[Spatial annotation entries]
========================================================================

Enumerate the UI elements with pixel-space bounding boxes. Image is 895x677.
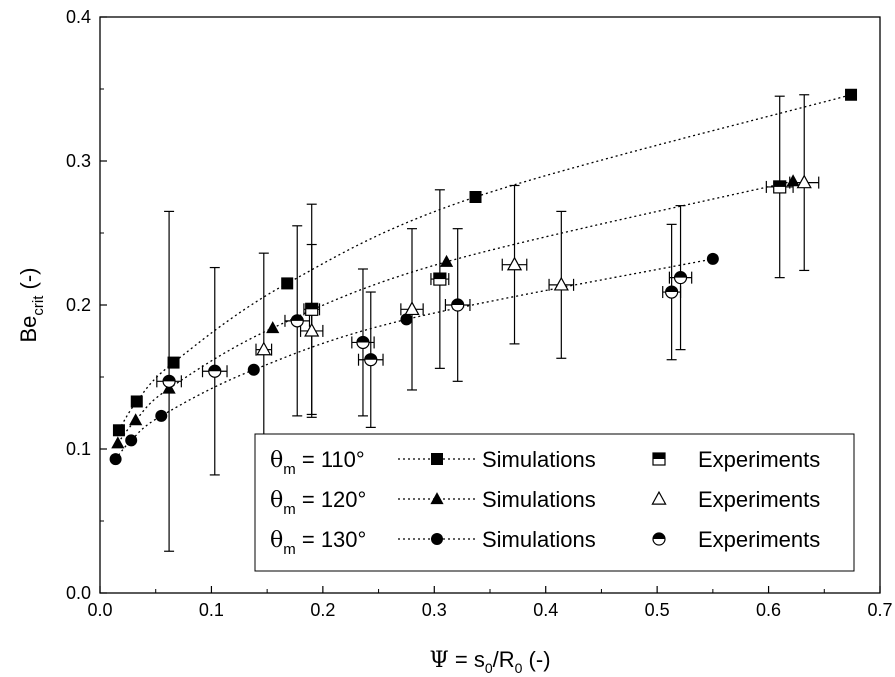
legend-sim-label: Simulations <box>482 527 596 552</box>
y-tick-label: 0.2 <box>66 295 91 315</box>
data-point-triangle <box>439 254 454 267</box>
data-point-triangle <box>786 174 800 187</box>
data-markers <box>109 88 858 466</box>
legend-exp-label: Experiments <box>698 487 820 512</box>
legend-exp-label: Experiments <box>698 527 820 552</box>
data-point-square <box>167 356 180 369</box>
legend-marker-square <box>431 453 443 465</box>
data-point-circle <box>400 313 413 326</box>
x-axis-title: Ψ = s0/R0 (-) <box>429 647 550 676</box>
data-point-half-circle <box>162 374 176 388</box>
y-tick-label: 0.3 <box>66 151 91 171</box>
data-point-half-square <box>773 180 787 194</box>
data-point-square <box>130 395 143 408</box>
data-point-half-circle <box>364 353 378 367</box>
data-point-circle <box>247 363 260 376</box>
data-point-open-triangle <box>796 174 812 189</box>
data-point-open-triangle <box>256 341 272 356</box>
data-point-circle <box>109 453 122 466</box>
legend-marker-half-square <box>652 452 666 466</box>
legend-marker-half-circle <box>652 532 666 546</box>
data-point-open-triangle <box>404 301 420 316</box>
fit-line <box>117 180 794 444</box>
y-axis-title: Becrit (-) <box>16 267 47 342</box>
data-point-triangle <box>129 413 143 426</box>
data-point-open-triangle <box>304 322 320 337</box>
data-point-triangle <box>111 436 125 449</box>
x-tick-label: 0.6 <box>756 600 781 620</box>
legend-marker-triangle <box>430 492 444 505</box>
data-point-square <box>845 88 858 101</box>
legend-sim-label: Simulations <box>482 447 596 472</box>
data-point-half-circle <box>356 335 370 350</box>
data-point-half-square <box>305 302 319 316</box>
data-point-circle <box>155 409 168 422</box>
data-point-half-circle <box>673 271 688 285</box>
legend-group-label: θm = 130° <box>270 527 366 558</box>
data-point-circle <box>706 252 719 265</box>
fit-line <box>118 94 852 431</box>
legend-exp-label: Experiments <box>698 447 820 472</box>
data-point-triangle <box>266 321 280 334</box>
data-point-half-square <box>433 272 447 286</box>
y-tick-label: 0.1 <box>66 439 91 459</box>
axis-ticks: 0.0 0.1 0.2 0.3 0.4 0.5 0.6 0.7 0.0 0.1 0.2 0.3 0.4 <box>66 7 893 620</box>
data-point-open-triangle <box>553 276 569 291</box>
data-point-half-circle <box>290 314 304 328</box>
data-point-half-circle <box>208 364 222 378</box>
fit-lines <box>115 94 852 460</box>
legend-sim-label: Simulations <box>482 487 596 512</box>
legend-marker-circle <box>431 533 443 545</box>
data-point-half-circle <box>665 285 679 299</box>
data-point-open-triangle <box>506 256 523 271</box>
x-tick-label: 0.3 <box>422 600 447 620</box>
x-tick-label: 0.1 <box>199 600 224 620</box>
data-point-square <box>112 424 125 437</box>
y-tick-label: 0.0 <box>66 583 91 603</box>
fit-line <box>115 258 714 460</box>
legend-marker-open-triangle <box>651 490 667 505</box>
x-tick-label: 0.7 <box>867 600 892 620</box>
legend-box <box>254 433 855 572</box>
legend: θm = 110° Simulations Experiments θm = 120°… <box>254 433 855 572</box>
legend-group-label: θm = 110° <box>270 447 365 478</box>
data-point-half-circle <box>451 298 465 312</box>
legend-group-label: θm = 120° <box>270 487 366 518</box>
x-tick-label: 0.4 <box>533 600 558 620</box>
x-tick-label: 0.0 <box>87 600 112 620</box>
x-tick-label: 0.5 <box>645 600 670 620</box>
data-point-square <box>469 191 482 203</box>
x-tick-label: 0.2 <box>310 600 335 620</box>
data-point-square <box>281 277 294 290</box>
data-point-circle <box>125 434 138 447</box>
y-tick-label: 0.4 <box>66 7 91 27</box>
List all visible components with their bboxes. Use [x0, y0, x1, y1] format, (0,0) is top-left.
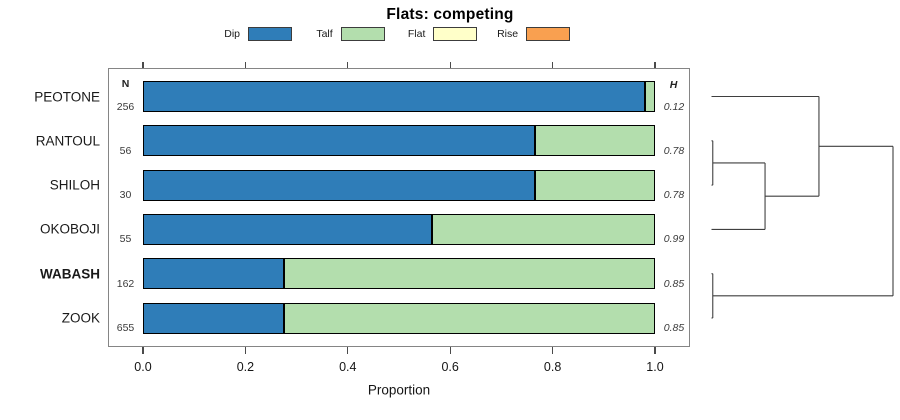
axis-tick-top [552, 61, 554, 68]
bar-segment-talf [644, 81, 655, 112]
bar-segment-dip [143, 169, 535, 201]
h-value: 0.12 [663, 100, 685, 113]
category-label-peotone: PEOTONE [34, 89, 100, 104]
axis-tick-bottom [347, 347, 349, 354]
h-value: 0.78 [663, 144, 685, 157]
category-label-rantoul: RANTOUL [35, 133, 100, 149]
bar-segment-dip [143, 81, 645, 112]
legend-swatch-dip [248, 27, 292, 41]
bar-segment-talf [534, 125, 655, 157]
h-value: 0.85 [663, 322, 685, 334]
bar-segment-talf [283, 302, 655, 334]
stacked-bar-peotone [143, 81, 655, 112]
n-value: 162 [116, 277, 135, 290]
x-axis-title: Proportion [367, 382, 431, 398]
category-label-wabash: WABASH [40, 266, 100, 282]
axis-tick-top [654, 61, 656, 68]
legend-label-rise: Rise [497, 27, 519, 40]
stacked-bar-okoboji [143, 213, 655, 245]
axis-tick-bottom [244, 347, 246, 354]
h-value: 0.85 [663, 277, 685, 290]
axis-tick-top [347, 61, 349, 68]
axis-tick-bottom [552, 347, 554, 354]
plot-frame [108, 68, 690, 347]
legend-label-dip: Dip [224, 27, 240, 40]
chart-title: Flats: competing [386, 6, 514, 23]
legend-swatch-talf [340, 27, 385, 41]
bar-segment-talf [432, 213, 655, 245]
h-value: 0.78 [663, 189, 685, 202]
bar-segment-dip [143, 125, 535, 157]
legend-label-flat: Flat [407, 27, 426, 40]
axis-tick-label: 0.6 [441, 360, 459, 374]
bar-segment-dip [143, 258, 284, 290]
bar-segment-talf [534, 169, 655, 201]
axis-tick-bottom [449, 347, 451, 354]
n-value: 655 [116, 322, 135, 334]
stacked-bar-wabash [143, 258, 655, 290]
stacked-bar-rantoul [143, 125, 655, 157]
axis-tick-label: 0.8 [543, 360, 562, 374]
category-label-shiloh: SHILOH [49, 177, 100, 193]
axis-tick-label: 0.4 [339, 360, 357, 374]
stacked-bar-zook [143, 302, 655, 334]
axis-tick-label: 0.2 [236, 360, 255, 374]
axis-tick-top [449, 61, 451, 68]
axis-tick-bottom [142, 347, 144, 354]
bar-segment-dip [143, 302, 284, 334]
column-header-h: H [669, 79, 678, 91]
stacked-bar-shiloh [143, 169, 655, 201]
legend-label-talf: Talf [316, 27, 333, 40]
bar-segment-talf [283, 258, 655, 290]
axis-tick-bottom [654, 347, 656, 354]
axis-tick-label: 0.0 [134, 360, 152, 374]
axis-tick-top [244, 61, 246, 68]
axis-tick-top [142, 61, 144, 68]
n-value: 256 [116, 100, 135, 113]
bar-segment-dip [143, 213, 433, 245]
n-value: 55 [119, 233, 132, 246]
category-label-zook: ZOOK [61, 310, 100, 326]
h-value: 0.99 [663, 233, 685, 246]
column-header-n: N [121, 77, 130, 90]
category-label-okoboji: OKOBOJI [39, 221, 100, 237]
n-value: 30 [119, 189, 132, 202]
legend-swatch-flat [433, 27, 478, 41]
axis-tick-label: 1.0 [646, 360, 664, 374]
legend-swatch-rise [526, 27, 571, 41]
n-value: 56 [119, 144, 132, 157]
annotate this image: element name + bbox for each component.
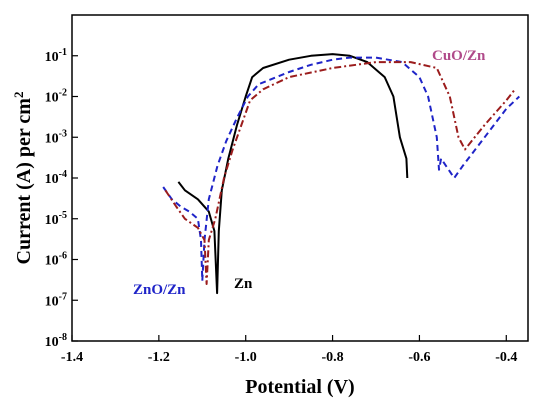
y-tick-label: 10-2: [45, 88, 67, 106]
x-tick-label: -1.0: [235, 350, 257, 365]
y-axis-title: Current (A) per cm2: [11, 92, 35, 265]
y-tick-exp: -1: [59, 47, 67, 58]
y-tick-base: 10: [45, 131, 59, 146]
y-tick-label: 10-8: [45, 332, 67, 350]
x-tick-label: -1.4: [61, 350, 83, 365]
x-tick-label: -0.4: [495, 350, 517, 365]
y-tick-base: 10: [45, 294, 59, 309]
y-tick-base: 10: [45, 172, 59, 187]
series-layer: [162, 53, 520, 295]
x-tick-label: -0.6: [408, 350, 430, 365]
label-zn: Zn: [234, 276, 253, 292]
x-axis: -1.4 -1.2 -1.0 -0.8 -0.6 -0.4: [61, 335, 517, 365]
y-tick-exp: -6: [59, 251, 67, 262]
y-axis-title-sup: 2: [11, 92, 26, 99]
label-cuo-zn: CuO/Zn: [432, 48, 486, 64]
y-tick-base: 10: [45, 50, 59, 65]
y-tick-label: 10-6: [45, 251, 67, 269]
y-tick-exp: -5: [59, 210, 67, 221]
series-zno-zn: [162, 56, 520, 282]
x-axis-title: Potential (V): [245, 376, 354, 398]
x-tick-label: -0.8: [321, 350, 343, 365]
y-tick-exp: -4: [59, 169, 67, 180]
y-tick-label: 10-7: [45, 291, 67, 309]
y-tick-exp: -2: [59, 88, 67, 99]
y-tick-label: 10-5: [45, 210, 67, 228]
label-zno-zn: ZnO/Zn: [133, 282, 186, 298]
y-tick-base: 10: [45, 213, 59, 228]
y-tick-label: 10-4: [45, 169, 67, 187]
y-tick-base: 10: [45, 335, 59, 350]
y-tick-base: 10: [45, 254, 59, 269]
series-zn: [177, 53, 409, 295]
y-tick-exp: -8: [59, 332, 67, 343]
y-tick-label: 10-1: [45, 47, 67, 65]
y-tick-base: 10: [45, 91, 59, 106]
y-tick-exp: -7: [59, 291, 67, 302]
y-axis-title-text: Current (A) per cm: [13, 98, 35, 265]
y-tick-label: 10-3: [45, 128, 67, 146]
series-cuo-zn: [164, 61, 516, 285]
y-axis: 10-110-210-310-410-510-610-710-8: [45, 47, 78, 350]
x-tick-label: -1.2: [148, 350, 170, 365]
y-tick-exp: -3: [59, 128, 67, 139]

========================================================================

- [Description of the task] Locate every line in the rows above that contains the string "Simulations", and copy each one.

- [Reply to the exercise]
legend-sim-label: Simulations <box>482 527 596 552</box>
legend-sim-label: Simulations <box>482 447 596 472</box>
legend-sim-label: Simulations <box>482 487 596 512</box>
legend: θm = 110° Simulations Experiments θm = 120°… <box>254 433 855 572</box>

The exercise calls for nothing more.